Records about charts and figures

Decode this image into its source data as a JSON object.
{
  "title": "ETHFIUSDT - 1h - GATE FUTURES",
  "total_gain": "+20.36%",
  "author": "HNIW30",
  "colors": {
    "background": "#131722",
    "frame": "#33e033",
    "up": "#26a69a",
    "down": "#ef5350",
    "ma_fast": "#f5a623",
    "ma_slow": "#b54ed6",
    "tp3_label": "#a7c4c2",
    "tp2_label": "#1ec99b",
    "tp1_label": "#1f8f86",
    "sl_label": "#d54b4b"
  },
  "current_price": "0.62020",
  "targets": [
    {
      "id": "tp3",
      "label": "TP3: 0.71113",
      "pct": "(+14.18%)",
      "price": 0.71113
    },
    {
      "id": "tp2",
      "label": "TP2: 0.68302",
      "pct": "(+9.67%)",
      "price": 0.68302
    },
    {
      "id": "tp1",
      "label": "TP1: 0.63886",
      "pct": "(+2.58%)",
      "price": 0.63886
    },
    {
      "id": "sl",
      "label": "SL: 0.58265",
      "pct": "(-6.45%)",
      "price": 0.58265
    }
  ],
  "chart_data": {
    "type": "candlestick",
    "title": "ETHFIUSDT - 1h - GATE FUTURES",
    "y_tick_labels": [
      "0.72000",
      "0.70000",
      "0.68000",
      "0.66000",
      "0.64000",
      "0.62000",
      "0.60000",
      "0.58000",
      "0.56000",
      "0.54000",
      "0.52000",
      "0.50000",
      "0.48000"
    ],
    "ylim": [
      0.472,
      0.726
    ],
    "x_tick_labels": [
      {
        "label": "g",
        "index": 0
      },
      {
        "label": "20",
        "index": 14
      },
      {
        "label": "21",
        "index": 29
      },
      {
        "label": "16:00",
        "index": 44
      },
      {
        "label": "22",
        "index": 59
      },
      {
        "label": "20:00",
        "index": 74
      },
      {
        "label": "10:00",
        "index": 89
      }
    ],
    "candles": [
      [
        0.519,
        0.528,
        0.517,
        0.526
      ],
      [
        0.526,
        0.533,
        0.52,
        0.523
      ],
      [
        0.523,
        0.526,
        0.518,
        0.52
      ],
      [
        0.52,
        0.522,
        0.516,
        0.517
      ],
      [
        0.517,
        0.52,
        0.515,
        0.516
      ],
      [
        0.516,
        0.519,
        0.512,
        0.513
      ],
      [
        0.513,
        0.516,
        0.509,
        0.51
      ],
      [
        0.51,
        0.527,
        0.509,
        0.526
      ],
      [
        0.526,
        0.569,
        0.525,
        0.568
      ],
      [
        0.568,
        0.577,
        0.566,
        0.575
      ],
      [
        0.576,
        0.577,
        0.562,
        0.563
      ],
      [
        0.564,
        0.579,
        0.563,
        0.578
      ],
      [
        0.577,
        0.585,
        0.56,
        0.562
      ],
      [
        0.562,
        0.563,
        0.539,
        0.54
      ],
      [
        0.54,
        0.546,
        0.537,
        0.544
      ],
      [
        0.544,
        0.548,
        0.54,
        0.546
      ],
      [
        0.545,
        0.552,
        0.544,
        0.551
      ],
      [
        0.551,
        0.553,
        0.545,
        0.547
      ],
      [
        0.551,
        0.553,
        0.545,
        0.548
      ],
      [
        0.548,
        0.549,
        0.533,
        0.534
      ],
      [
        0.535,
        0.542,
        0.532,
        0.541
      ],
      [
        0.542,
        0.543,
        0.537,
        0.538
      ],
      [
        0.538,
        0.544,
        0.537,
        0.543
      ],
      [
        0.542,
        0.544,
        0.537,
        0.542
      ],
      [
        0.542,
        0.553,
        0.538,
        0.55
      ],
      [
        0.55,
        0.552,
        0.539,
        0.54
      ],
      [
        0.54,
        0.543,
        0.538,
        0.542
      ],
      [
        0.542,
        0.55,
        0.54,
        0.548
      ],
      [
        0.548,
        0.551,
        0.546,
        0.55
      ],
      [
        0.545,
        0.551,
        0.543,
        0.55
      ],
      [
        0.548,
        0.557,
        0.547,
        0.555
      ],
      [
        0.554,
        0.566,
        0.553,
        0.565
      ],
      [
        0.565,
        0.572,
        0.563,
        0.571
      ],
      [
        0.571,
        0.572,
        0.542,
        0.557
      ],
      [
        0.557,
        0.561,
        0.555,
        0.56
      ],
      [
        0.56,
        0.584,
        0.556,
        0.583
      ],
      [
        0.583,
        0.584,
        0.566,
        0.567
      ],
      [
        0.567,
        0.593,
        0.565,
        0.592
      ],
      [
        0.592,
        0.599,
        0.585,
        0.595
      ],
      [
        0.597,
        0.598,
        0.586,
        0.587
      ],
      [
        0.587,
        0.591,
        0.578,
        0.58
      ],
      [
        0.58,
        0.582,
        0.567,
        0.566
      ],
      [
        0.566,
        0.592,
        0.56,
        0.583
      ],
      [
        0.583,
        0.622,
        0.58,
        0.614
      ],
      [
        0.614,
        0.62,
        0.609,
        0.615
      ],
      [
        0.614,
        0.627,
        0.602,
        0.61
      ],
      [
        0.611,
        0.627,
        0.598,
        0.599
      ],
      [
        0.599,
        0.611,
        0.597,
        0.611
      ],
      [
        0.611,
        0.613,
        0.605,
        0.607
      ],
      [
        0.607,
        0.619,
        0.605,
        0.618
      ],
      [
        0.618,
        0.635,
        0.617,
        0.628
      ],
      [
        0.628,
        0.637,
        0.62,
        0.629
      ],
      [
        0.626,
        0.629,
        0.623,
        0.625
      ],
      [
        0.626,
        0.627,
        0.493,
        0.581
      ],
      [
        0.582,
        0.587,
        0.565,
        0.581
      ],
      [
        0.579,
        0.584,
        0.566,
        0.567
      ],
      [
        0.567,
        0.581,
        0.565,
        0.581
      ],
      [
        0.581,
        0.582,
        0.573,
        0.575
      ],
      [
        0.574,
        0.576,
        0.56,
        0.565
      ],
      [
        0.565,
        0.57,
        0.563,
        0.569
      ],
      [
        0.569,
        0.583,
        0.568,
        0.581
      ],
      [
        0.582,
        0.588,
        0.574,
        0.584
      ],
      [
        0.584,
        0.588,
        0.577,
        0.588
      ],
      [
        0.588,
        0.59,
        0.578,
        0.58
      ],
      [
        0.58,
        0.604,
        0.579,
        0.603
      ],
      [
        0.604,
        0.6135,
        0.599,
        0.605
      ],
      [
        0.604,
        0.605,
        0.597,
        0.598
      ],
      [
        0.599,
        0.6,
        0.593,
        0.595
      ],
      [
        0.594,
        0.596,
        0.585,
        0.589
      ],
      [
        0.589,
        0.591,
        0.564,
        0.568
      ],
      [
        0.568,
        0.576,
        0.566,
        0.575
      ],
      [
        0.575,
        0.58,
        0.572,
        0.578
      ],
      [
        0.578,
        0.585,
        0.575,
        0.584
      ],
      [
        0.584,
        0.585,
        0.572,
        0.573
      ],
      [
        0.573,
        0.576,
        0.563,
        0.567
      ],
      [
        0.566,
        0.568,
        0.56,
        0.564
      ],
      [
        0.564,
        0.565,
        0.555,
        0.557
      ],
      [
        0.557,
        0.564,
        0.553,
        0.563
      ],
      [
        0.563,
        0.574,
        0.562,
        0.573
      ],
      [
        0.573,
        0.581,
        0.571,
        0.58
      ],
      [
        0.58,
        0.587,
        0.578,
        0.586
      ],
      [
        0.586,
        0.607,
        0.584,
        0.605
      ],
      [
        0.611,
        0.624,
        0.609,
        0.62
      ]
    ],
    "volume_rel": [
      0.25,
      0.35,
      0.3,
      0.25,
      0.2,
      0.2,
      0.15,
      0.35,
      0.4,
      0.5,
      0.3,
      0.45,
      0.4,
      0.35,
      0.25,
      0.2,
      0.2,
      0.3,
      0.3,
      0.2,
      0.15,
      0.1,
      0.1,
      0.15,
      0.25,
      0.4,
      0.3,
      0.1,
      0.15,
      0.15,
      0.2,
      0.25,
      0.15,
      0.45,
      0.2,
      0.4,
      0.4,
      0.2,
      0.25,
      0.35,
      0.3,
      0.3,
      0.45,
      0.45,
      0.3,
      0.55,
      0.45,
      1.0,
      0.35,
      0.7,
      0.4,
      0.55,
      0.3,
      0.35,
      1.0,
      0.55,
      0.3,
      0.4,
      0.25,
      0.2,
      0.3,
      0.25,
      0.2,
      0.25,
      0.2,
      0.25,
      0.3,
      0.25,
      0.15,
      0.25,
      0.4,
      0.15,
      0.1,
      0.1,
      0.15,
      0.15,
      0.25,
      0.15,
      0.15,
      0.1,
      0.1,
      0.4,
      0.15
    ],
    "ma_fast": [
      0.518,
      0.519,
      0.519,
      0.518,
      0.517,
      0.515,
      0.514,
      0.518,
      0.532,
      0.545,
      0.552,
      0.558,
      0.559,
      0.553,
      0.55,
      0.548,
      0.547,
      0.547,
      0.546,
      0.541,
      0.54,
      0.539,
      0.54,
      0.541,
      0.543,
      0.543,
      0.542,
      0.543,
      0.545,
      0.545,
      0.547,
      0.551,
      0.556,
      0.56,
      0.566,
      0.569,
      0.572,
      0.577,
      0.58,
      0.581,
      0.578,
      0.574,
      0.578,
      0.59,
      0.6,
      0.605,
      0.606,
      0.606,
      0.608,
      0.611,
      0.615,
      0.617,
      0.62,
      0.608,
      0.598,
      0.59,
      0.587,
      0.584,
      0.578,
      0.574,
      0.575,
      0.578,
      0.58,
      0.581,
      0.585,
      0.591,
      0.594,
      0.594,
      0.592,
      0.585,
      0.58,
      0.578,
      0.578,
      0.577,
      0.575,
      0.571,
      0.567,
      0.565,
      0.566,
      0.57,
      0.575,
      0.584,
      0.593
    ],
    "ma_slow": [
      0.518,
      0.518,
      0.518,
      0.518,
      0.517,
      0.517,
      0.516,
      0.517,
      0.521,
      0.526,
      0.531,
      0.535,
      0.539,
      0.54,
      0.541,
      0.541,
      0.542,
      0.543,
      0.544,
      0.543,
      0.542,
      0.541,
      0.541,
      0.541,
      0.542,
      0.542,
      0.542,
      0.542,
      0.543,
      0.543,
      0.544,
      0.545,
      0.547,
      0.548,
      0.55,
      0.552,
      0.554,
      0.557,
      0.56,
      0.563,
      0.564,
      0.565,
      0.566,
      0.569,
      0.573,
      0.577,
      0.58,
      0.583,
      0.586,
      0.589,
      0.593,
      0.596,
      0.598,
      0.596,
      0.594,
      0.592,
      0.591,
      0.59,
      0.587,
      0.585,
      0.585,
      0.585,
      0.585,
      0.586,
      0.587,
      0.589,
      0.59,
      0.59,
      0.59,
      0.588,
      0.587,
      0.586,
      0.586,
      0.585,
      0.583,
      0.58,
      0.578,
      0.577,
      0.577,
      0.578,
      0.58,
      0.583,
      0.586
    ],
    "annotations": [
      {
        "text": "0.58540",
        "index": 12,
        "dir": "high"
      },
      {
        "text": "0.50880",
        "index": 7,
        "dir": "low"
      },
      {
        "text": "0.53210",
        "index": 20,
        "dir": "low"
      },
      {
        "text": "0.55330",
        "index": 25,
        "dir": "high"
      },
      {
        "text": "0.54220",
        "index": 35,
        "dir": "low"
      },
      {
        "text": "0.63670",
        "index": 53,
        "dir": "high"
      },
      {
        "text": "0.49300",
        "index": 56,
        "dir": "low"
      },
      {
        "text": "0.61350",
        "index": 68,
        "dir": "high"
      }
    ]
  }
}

## WORK INSTRUCTIONS
Pick out each line that holds the string "text".

## SOLUTION TO THE EXERCISE
        "text": "0.58540",
        "text": "0.50880",
        "text": "0.53210",
        "text": "0.55330",
        "text": "0.54220",
        "text": "0.63670",
        "text": "0.49300",
        "text": "0.61350",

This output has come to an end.